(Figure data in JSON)
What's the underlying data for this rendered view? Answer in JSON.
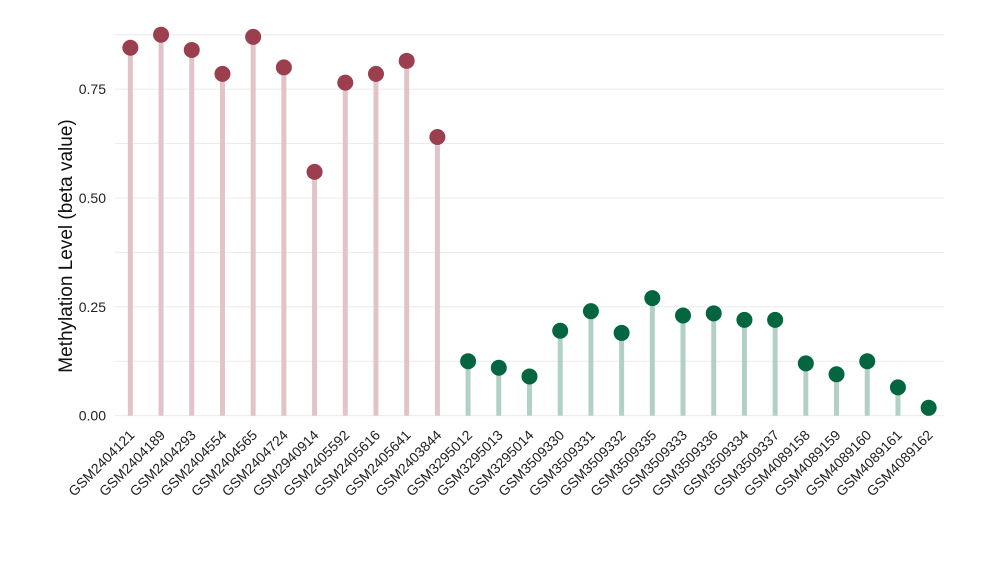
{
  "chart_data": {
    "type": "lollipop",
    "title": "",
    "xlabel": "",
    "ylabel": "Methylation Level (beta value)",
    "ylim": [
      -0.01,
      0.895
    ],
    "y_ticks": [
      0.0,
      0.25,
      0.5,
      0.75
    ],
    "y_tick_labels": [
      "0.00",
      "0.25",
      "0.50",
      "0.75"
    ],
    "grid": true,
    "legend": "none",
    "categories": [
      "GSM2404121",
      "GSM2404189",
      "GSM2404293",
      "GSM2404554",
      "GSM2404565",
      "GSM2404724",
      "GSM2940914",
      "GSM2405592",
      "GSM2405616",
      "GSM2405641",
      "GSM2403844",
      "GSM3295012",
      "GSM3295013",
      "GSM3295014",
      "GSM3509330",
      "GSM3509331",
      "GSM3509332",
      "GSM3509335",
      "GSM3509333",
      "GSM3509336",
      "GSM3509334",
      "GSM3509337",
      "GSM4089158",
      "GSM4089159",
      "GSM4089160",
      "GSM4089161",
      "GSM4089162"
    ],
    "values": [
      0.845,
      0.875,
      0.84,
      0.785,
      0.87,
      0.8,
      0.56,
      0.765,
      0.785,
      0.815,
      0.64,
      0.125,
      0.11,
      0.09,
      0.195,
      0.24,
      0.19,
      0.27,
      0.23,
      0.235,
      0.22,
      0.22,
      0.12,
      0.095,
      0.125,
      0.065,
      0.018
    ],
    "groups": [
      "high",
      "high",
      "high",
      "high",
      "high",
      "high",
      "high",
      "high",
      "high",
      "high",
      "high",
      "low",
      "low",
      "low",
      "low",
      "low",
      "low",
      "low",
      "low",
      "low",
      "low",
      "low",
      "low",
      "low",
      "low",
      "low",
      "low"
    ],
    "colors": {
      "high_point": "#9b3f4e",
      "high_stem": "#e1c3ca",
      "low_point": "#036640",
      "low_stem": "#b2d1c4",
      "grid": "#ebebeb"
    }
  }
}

## [What needs to be done]
Output the lines above in full and exactly as given, omitting any pictures.

## [Exercise solution]
What's the underlying data for this rendered view? Answer in JSON.
{
  "chart_data": {
    "type": "lollipop",
    "title": "",
    "xlabel": "",
    "ylabel": "Methylation Level (beta value)",
    "ylim": [
      -0.01,
      0.895
    ],
    "y_ticks": [
      0.0,
      0.25,
      0.5,
      0.75
    ],
    "y_tick_labels": [
      "0.00",
      "0.25",
      "0.50",
      "0.75"
    ],
    "grid": true,
    "legend": "none",
    "categories": [
      "GSM2404121",
      "GSM2404189",
      "GSM2404293",
      "GSM2404554",
      "GSM2404565",
      "GSM2404724",
      "GSM2940914",
      "GSM2405592",
      "GSM2405616",
      "GSM2405641",
      "GSM2403844",
      "GSM3295012",
      "GSM3295013",
      "GSM3295014",
      "GSM3509330",
      "GSM3509331",
      "GSM3509332",
      "GSM3509335",
      "GSM3509333",
      "GSM3509336",
      "GSM3509334",
      "GSM3509337",
      "GSM4089158",
      "GSM4089159",
      "GSM4089160",
      "GSM4089161",
      "GSM4089162"
    ],
    "values": [
      0.845,
      0.875,
      0.84,
      0.785,
      0.87,
      0.8,
      0.56,
      0.765,
      0.785,
      0.815,
      0.64,
      0.125,
      0.11,
      0.09,
      0.195,
      0.24,
      0.19,
      0.27,
      0.23,
      0.235,
      0.22,
      0.22,
      0.12,
      0.095,
      0.125,
      0.065,
      0.018
    ],
    "groups": [
      "high",
      "high",
      "high",
      "high",
      "high",
      "high",
      "high",
      "high",
      "high",
      "high",
      "high",
      "low",
      "low",
      "low",
      "low",
      "low",
      "low",
      "low",
      "low",
      "low",
      "low",
      "low",
      "low",
      "low",
      "low",
      "low",
      "low"
    ],
    "colors": {
      "high_point": "#9b3f4e",
      "high_stem": "#e1c3ca",
      "low_point": "#036640",
      "low_stem": "#b2d1c4",
      "grid": "#ebebeb"
    }
  }
}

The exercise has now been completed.